■ Task goal: Pick every line with "this" from the material below.
-- Start Entries provided --
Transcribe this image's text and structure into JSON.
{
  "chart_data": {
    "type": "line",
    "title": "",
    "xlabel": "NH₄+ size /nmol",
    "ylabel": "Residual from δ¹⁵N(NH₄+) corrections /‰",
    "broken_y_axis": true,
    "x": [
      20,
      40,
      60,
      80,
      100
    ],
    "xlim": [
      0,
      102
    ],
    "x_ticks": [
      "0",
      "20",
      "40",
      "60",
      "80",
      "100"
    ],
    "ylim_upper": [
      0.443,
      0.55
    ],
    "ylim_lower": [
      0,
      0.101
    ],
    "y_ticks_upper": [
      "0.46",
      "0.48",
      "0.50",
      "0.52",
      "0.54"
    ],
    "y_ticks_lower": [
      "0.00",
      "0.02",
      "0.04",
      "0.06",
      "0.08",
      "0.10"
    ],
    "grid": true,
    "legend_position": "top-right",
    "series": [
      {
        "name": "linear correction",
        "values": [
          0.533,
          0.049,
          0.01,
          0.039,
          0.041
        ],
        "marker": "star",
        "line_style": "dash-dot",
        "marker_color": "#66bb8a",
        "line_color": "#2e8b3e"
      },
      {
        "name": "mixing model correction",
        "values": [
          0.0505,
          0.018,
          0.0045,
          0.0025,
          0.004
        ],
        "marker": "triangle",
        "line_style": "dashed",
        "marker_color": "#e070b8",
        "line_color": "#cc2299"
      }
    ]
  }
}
-- End Entries provided --
-- Start Entries provided --
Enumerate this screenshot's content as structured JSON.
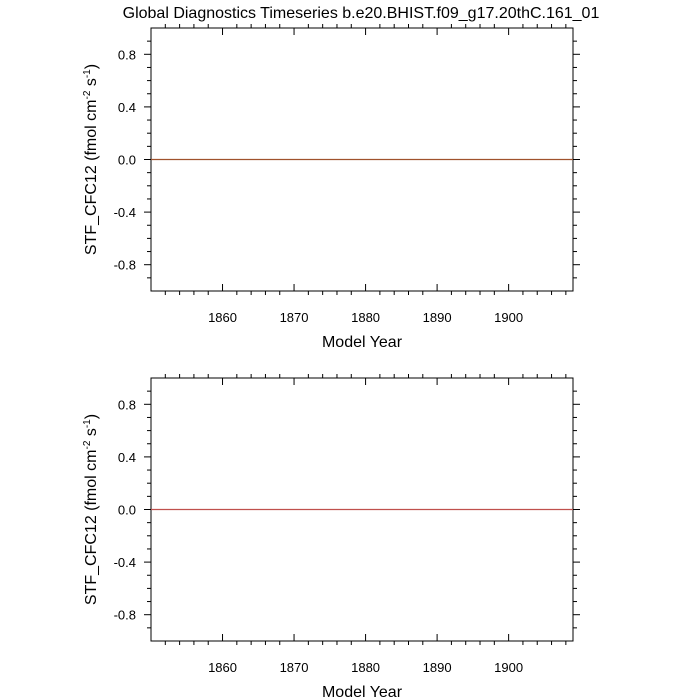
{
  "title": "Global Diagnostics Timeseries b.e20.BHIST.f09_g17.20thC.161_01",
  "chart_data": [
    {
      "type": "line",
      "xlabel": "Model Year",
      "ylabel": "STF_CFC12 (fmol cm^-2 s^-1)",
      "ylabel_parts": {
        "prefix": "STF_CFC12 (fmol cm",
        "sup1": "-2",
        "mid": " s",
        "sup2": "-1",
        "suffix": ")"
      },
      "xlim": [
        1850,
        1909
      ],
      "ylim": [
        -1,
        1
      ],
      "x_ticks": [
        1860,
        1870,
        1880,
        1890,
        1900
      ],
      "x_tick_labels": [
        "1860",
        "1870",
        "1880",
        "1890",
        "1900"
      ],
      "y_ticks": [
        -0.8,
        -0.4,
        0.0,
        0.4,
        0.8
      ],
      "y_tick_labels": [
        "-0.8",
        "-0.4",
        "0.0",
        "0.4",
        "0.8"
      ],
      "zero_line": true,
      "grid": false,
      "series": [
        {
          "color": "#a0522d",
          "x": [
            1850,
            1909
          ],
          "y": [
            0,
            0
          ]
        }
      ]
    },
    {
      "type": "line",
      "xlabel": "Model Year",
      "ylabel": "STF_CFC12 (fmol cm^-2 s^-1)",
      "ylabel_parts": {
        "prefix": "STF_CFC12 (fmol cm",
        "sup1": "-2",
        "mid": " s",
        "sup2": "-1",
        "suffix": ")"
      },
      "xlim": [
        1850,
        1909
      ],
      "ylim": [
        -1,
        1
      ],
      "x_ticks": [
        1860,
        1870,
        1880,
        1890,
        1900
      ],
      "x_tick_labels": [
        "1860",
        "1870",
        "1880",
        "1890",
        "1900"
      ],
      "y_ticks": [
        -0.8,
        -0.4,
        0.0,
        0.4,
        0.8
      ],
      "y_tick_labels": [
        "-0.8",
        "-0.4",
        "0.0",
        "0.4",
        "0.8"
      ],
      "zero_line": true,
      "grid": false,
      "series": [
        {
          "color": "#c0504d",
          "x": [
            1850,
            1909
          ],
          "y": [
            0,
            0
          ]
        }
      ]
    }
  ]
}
-- End Entries provided --
■ Final result:
Transcribe this image's text and structure into JSON.
Enumerate this screenshot's content as structured JSON.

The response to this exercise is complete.